- _Dataset records_:

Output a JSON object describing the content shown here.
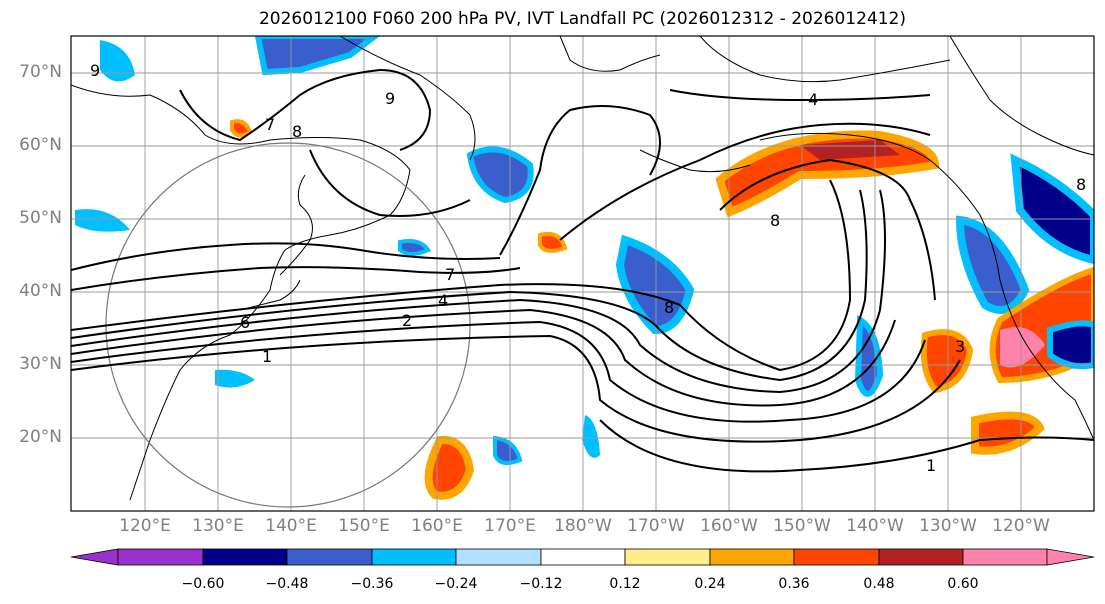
{
  "title": "2026012100 F060 200 hPa PV, IVT Landfall PC (2026012312 - 2026012412)",
  "lat_labels": [
    "70°N",
    "60°N",
    "50°N",
    "40°N",
    "30°N",
    "20°N"
  ],
  "lon_labels": [
    "120°E",
    "130°E",
    "140°E",
    "150°E",
    "160°E",
    "170°E",
    "180°W",
    "170°W",
    "160°W",
    "150°W",
    "140°W",
    "130°W",
    "120°W"
  ],
  "contour_labels": [
    "9",
    "8",
    "7",
    "7",
    "6",
    "4",
    "2",
    "1",
    "8",
    "4",
    "8",
    "1",
    "8",
    "9",
    "3"
  ],
  "colorbar": {
    "ticks": [
      "−0.60",
      "−0.48",
      "−0.36",
      "−0.24",
      "−0.12",
      "0.12",
      "0.24",
      "0.36",
      "0.48",
      "0.60"
    ],
    "colors": [
      "#9932cc",
      "#00008b",
      "#3a5fcd",
      "#00bfff",
      "#b0e2ff",
      "#ffffff",
      "#ffec8b",
      "#ffa500",
      "#ff4500",
      "#b22222",
      "#ff82ab"
    ]
  }
}
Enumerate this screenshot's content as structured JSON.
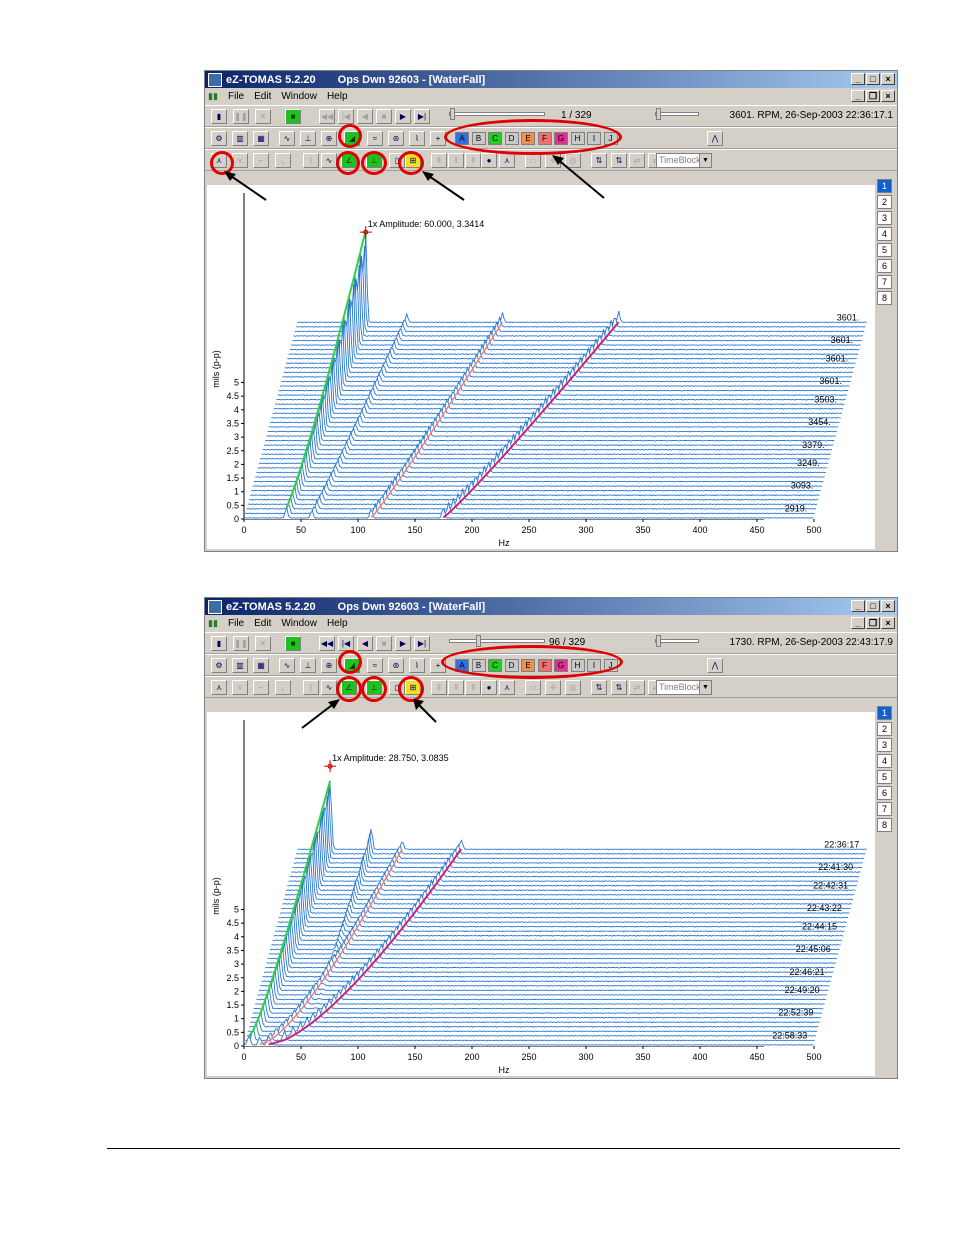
{
  "windows": [
    {
      "app_title": "eZ-TOMAS 5.2.20",
      "doc_title": "Ops Dwn 92603 - [WaterFall]",
      "menu": [
        "File",
        "Edit",
        "Window",
        "Help"
      ],
      "frame_counter": "1 / 329",
      "slider_fraction": 0.0,
      "status": "3601. RPM,   26-Sep-2003 22:36:17.1",
      "layer_buttons": [
        "A",
        "B",
        "C",
        "D",
        "E",
        "F",
        "G",
        "H",
        "I",
        "J"
      ],
      "layer_colors": [
        "#3070e0",
        "#c8c8c8",
        "#20d020",
        "#c8c8c8",
        "#f09050",
        "#f07070",
        "#e03090",
        "#c8c8c8",
        "#c8c8c8",
        "#c8c8c8"
      ],
      "dropdown": "TimeBlock",
      "pages": [
        "1",
        "2",
        "3",
        "4",
        "5",
        "6",
        "7",
        "8"
      ],
      "ylabel": "mils (p-p)",
      "xlabel": "Hz",
      "yticks": [
        "0",
        "0.5",
        "1",
        "1.5",
        "2",
        "2.5",
        "3",
        "3.5",
        "4",
        "4.5",
        "5"
      ],
      "xticks": [
        "0",
        "50",
        "100",
        "150",
        "200",
        "250",
        "300",
        "350",
        "400",
        "450",
        "500"
      ],
      "cursor_label": "1x Amplitude:  60.000, 3.3414",
      "trace_labels": [
        "3601.",
        "3601.",
        "3601.",
        "3601.",
        "3503.",
        "3454.",
        "3379.",
        "3249.",
        "3093.",
        "2919."
      ]
    },
    {
      "app_title": "eZ-TOMAS 5.2.20",
      "doc_title": "Ops Dwn 92603 - [WaterFall]",
      "menu": [
        "File",
        "Edit",
        "Window",
        "Help"
      ],
      "frame_counter": "96 / 329",
      "slider_fraction": 0.29,
      "status": "1730. RPM,   26-Sep-2003 22:43:17.9",
      "layer_buttons": [
        "A",
        "B",
        "C",
        "D",
        "E",
        "F",
        "G",
        "H",
        "I",
        "J"
      ],
      "layer_colors": [
        "#3070e0",
        "#c8c8c8",
        "#20d020",
        "#c8c8c8",
        "#f09050",
        "#f07070",
        "#e03090",
        "#c8c8c8",
        "#c8c8c8",
        "#c8c8c8"
      ],
      "dropdown": "TimeBlock",
      "pages": [
        "1",
        "2",
        "3",
        "4",
        "5",
        "6",
        "7",
        "8"
      ],
      "ylabel": "mils (p-p)",
      "xlabel": "Hz",
      "yticks": [
        "0",
        "0.5",
        "1",
        "1.5",
        "2",
        "2.5",
        "3",
        "3.5",
        "4",
        "4.5",
        "5"
      ],
      "xticks": [
        "0",
        "50",
        "100",
        "150",
        "200",
        "250",
        "300",
        "350",
        "400",
        "450",
        "500"
      ],
      "cursor_label": "1x Amplitude:  28.750, 3.0835",
      "trace_labels": [
        "22:36:17",
        "22:41:30",
        "22:42:31",
        "22:43:22",
        "22:44:15",
        "22:45:06",
        "22:46:21",
        "22:49:20",
        "22:52:39",
        "22:58:33"
      ]
    }
  ]
}
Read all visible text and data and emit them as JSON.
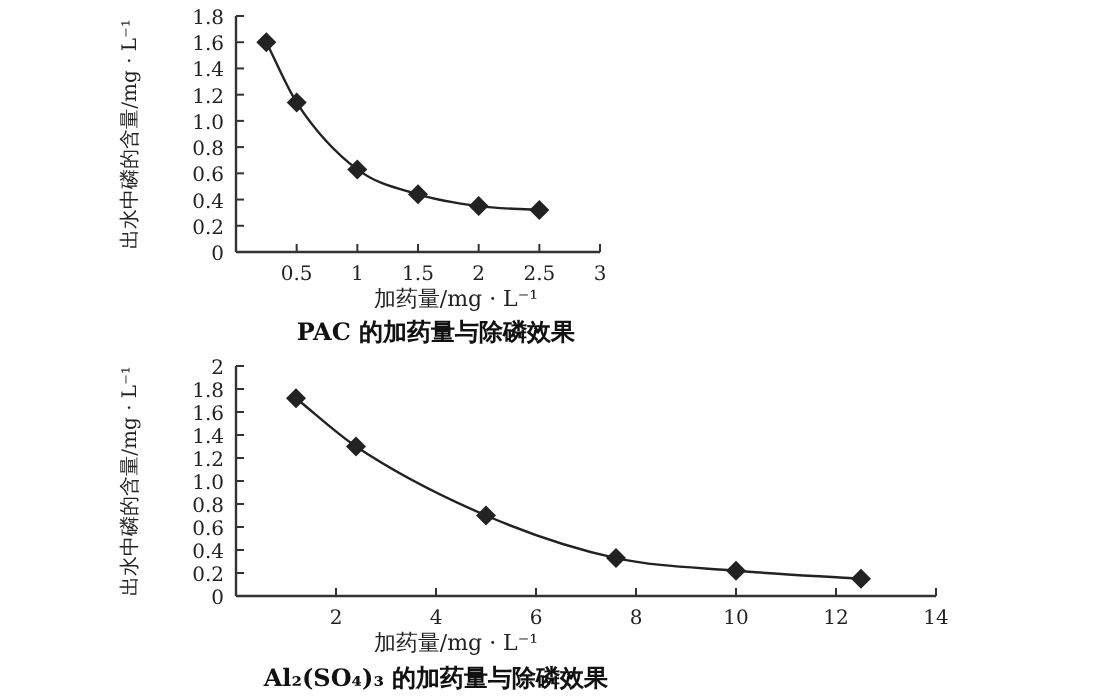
{
  "chart_data": [
    {
      "type": "line",
      "title": "PAC 的加药量与除磷效果",
      "xlabel": "加药量/mg · L⁻¹",
      "ylabel": "出水中磷的含量/mg · L⁻¹",
      "x": [
        0.25,
        0.5,
        1,
        1.5,
        2,
        2.5
      ],
      "series": [
        {
          "color": "#222222",
          "values": [
            1.6,
            1.14,
            0.63,
            0.44,
            0.35,
            0.32
          ]
        }
      ],
      "xlim": [
        0,
        3
      ],
      "xticks": [
        0.5,
        1,
        1.5,
        2,
        2.5,
        3
      ],
      "ylim": [
        0,
        1.8
      ],
      "yticks": [
        0,
        0.2,
        0.4,
        0.6,
        0.8,
        {
          "value": 1,
          "label": "1.0"
        },
        1.2,
        1.4,
        1.6,
        1.8
      ],
      "marker": "diamond",
      "line_style": "solid",
      "grid": false
    },
    {
      "type": "line",
      "title": "Al₂(SO₄)₃ 的加药量与除磷效果",
      "xlabel": "加药量/mg · L⁻¹",
      "ylabel": "出水中磷的含量/mg · L⁻¹",
      "x": [
        1.2,
        2.4,
        5,
        7.6,
        10,
        12.5
      ],
      "series": [
        {
          "color": "#222222",
          "values": [
            1.72,
            1.3,
            0.7,
            0.33,
            0.22,
            0.15
          ]
        }
      ],
      "xlim": [
        0,
        14
      ],
      "xticks": [
        2,
        4,
        6,
        8,
        10,
        12,
        14
      ],
      "ylim": [
        0,
        2
      ],
      "yticks": [
        0,
        0.2,
        0.4,
        0.6,
        0.8,
        {
          "value": 1,
          "label": "1.0"
        },
        1.2,
        1.4,
        1.6,
        1.8,
        2
      ],
      "marker": "diamond",
      "line_style": "solid",
      "grid": false
    }
  ]
}
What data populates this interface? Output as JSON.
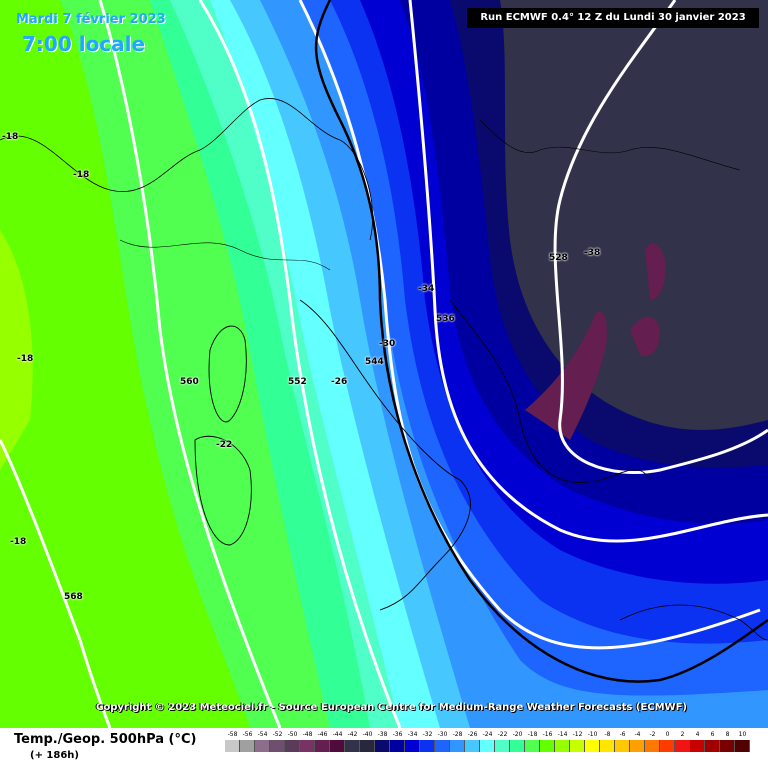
{
  "header": {
    "date": "Mardi 7 février 2023",
    "time": "7:00 locale",
    "run": "Run ECMWF 0.4° 12 Z du Lundi 30 janvier 2023"
  },
  "copyright": "Copyright © 2023 Meteociel.fr - Source European Centre for Medium-Range Weather Forecasts (ECMWF)",
  "footer": {
    "product": "Temp./Geop. 500hPa (°C)",
    "lead": "(+ 186h)"
  },
  "labels": {
    "temp": [
      "-18",
      "-18",
      "-18",
      "-18",
      "-22",
      "-26",
      "-30",
      "-34",
      "-38"
    ],
    "geo": [
      "560",
      "552",
      "544",
      "536",
      "528",
      "568"
    ]
  },
  "scale": {
    "ticks": [
      "-58",
      "-56",
      "-54",
      "-52",
      "-50",
      "-48",
      "-46",
      "-44",
      "-42",
      "-40",
      "-38",
      "-36",
      "-34",
      "-32",
      "-30",
      "-28",
      "-26",
      "-24",
      "-22",
      "-20",
      "-18",
      "-16",
      "-14",
      "-12",
      "-10",
      "-8",
      "-6",
      "-4",
      "-2",
      "0",
      "2",
      "4",
      "6",
      "8",
      "10"
    ],
    "colors": [
      "#c8c8c8",
      "#a0a0a0",
      "#8c6e8c",
      "#6e506e",
      "#5a3c5a",
      "#783264",
      "#641e50",
      "#500a3c",
      "#32324b",
      "#28283c",
      "#0a0a6e",
      "#0000a0",
      "#0000d2",
      "#0a32f0",
      "#1e64ff",
      "#3296ff",
      "#46c8ff",
      "#64ffff",
      "#50ffc8",
      "#32ff96",
      "#50ff50",
      "#64ff00",
      "#96ff00",
      "#c8ff00",
      "#ffff00",
      "#ffe600",
      "#ffc800",
      "#ffa000",
      "#ff7800",
      "#ff3c00",
      "#f01414",
      "#c80000",
      "#a00000",
      "#780000",
      "#500000"
    ]
  }
}
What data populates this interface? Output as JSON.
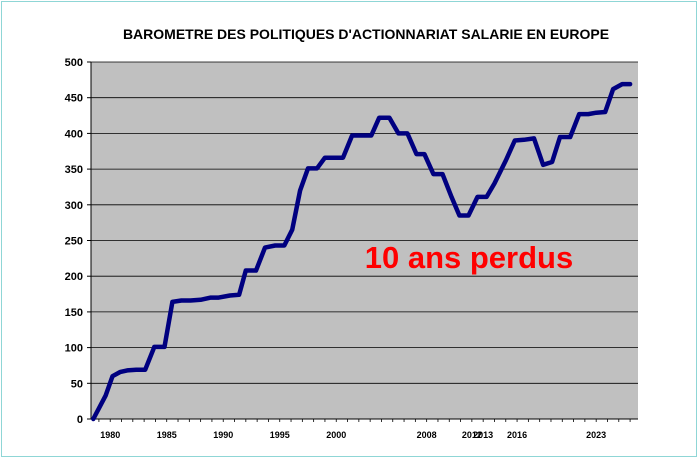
{
  "chart_data": {
    "type": "line",
    "title": "BAROMETRE DES POLITIQUES D'ACTIONNARIAT SALARIE EN EUROPE",
    "xlabel": "",
    "ylabel": "",
    "ylim": [
      0,
      500
    ],
    "yticks": [
      0,
      50,
      100,
      150,
      200,
      250,
      300,
      350,
      400,
      450,
      500
    ],
    "xlim": [
      1978.3,
      2026.7
    ],
    "xtick_labels": [
      {
        "value": 1980,
        "label": "1980"
      },
      {
        "value": 1985,
        "label": "1985"
      },
      {
        "value": 1990,
        "label": "1990"
      },
      {
        "value": 1995,
        "label": "1995"
      },
      {
        "value": 2000,
        "label": "2000"
      },
      {
        "value": 2008,
        "label": "2008"
      },
      {
        "value": 2012,
        "label": "2012"
      },
      {
        "value": 2013,
        "label": "2013"
      },
      {
        "value": 2016,
        "label": "2016"
      },
      {
        "value": 2023,
        "label": "2023"
      }
    ],
    "grid": true,
    "background": "#c0c0c0",
    "line_color": "#000080",
    "annotation": {
      "text": "10 ans perdus",
      "color": "#ff0000"
    },
    "series": [
      {
        "name": "",
        "points": [
          [
            1978.5,
            0
          ],
          [
            1979.6,
            33
          ],
          [
            1980.2,
            60
          ],
          [
            1980.9,
            66
          ],
          [
            1981.5,
            68
          ],
          [
            1982.3,
            69
          ],
          [
            1983.1,
            69
          ],
          [
            1983.9,
            101
          ],
          [
            1984.8,
            101
          ],
          [
            1985.5,
            164
          ],
          [
            1986.3,
            166
          ],
          [
            1987.1,
            166
          ],
          [
            1988.0,
            167
          ],
          [
            1988.9,
            170
          ],
          [
            1989.6,
            170
          ],
          [
            1990.6,
            173
          ],
          [
            1991.4,
            174
          ],
          [
            1992.0,
            208
          ],
          [
            1992.9,
            208
          ],
          [
            1993.7,
            240
          ],
          [
            1994.6,
            243
          ],
          [
            1995.4,
            243
          ],
          [
            1996.1,
            265
          ],
          [
            1996.8,
            320
          ],
          [
            1997.5,
            351
          ],
          [
            1998.3,
            351
          ],
          [
            1999.0,
            366
          ],
          [
            1999.9,
            366
          ],
          [
            2000.6,
            366
          ],
          [
            2001.4,
            397
          ],
          [
            2002.2,
            397
          ],
          [
            2003.1,
            397
          ],
          [
            2003.8,
            422
          ],
          [
            2004.7,
            422
          ],
          [
            2005.5,
            400
          ],
          [
            2006.3,
            400
          ],
          [
            2007.1,
            371
          ],
          [
            2007.8,
            371
          ],
          [
            2008.6,
            343
          ],
          [
            2009.4,
            343
          ],
          [
            2010.2,
            311
          ],
          [
            2010.9,
            285
          ],
          [
            2011.7,
            285
          ],
          [
            2012.5,
            311
          ],
          [
            2013.3,
            311
          ],
          [
            2014.0,
            330
          ],
          [
            2015.0,
            362
          ],
          [
            2015.8,
            390
          ],
          [
            2016.6,
            391
          ],
          [
            2017.5,
            393
          ],
          [
            2018.3,
            356
          ],
          [
            2019.1,
            360
          ],
          [
            2019.8,
            395
          ],
          [
            2020.7,
            395
          ],
          [
            2021.5,
            427
          ],
          [
            2022.3,
            427
          ],
          [
            2023.0,
            429
          ],
          [
            2023.8,
            430
          ],
          [
            2024.5,
            462
          ],
          [
            2025.3,
            469
          ],
          [
            2026.0,
            469
          ]
        ]
      }
    ]
  }
}
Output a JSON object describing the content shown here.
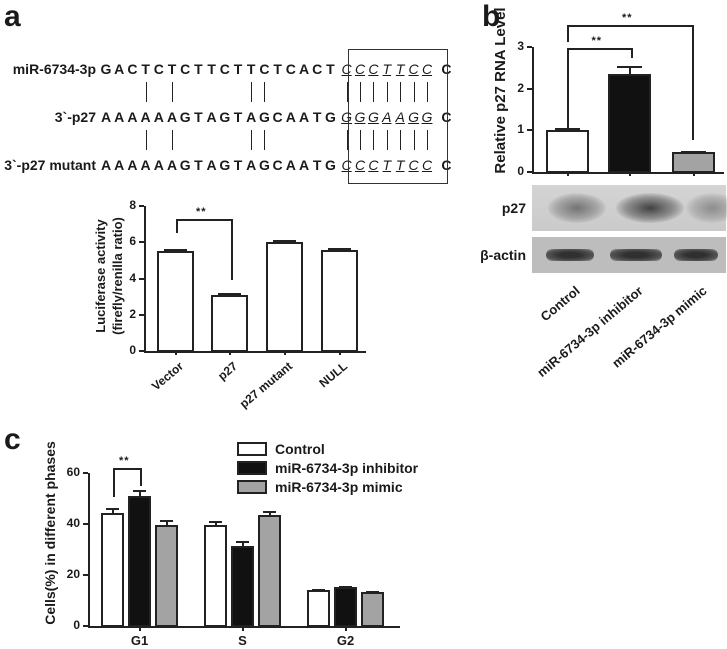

- _What needs to be done_:
Pull every line containing "ECMWF" out of the records.

- _Task output_:
    "run": "Run ECMWF 0.4° 12 Z du Lundi 30 janvier 2023"
  "copyright": "Copyright © 2023 Meteociel.fr - Source European Centre for Medium-Range Weather Forecasts (ECMWF)",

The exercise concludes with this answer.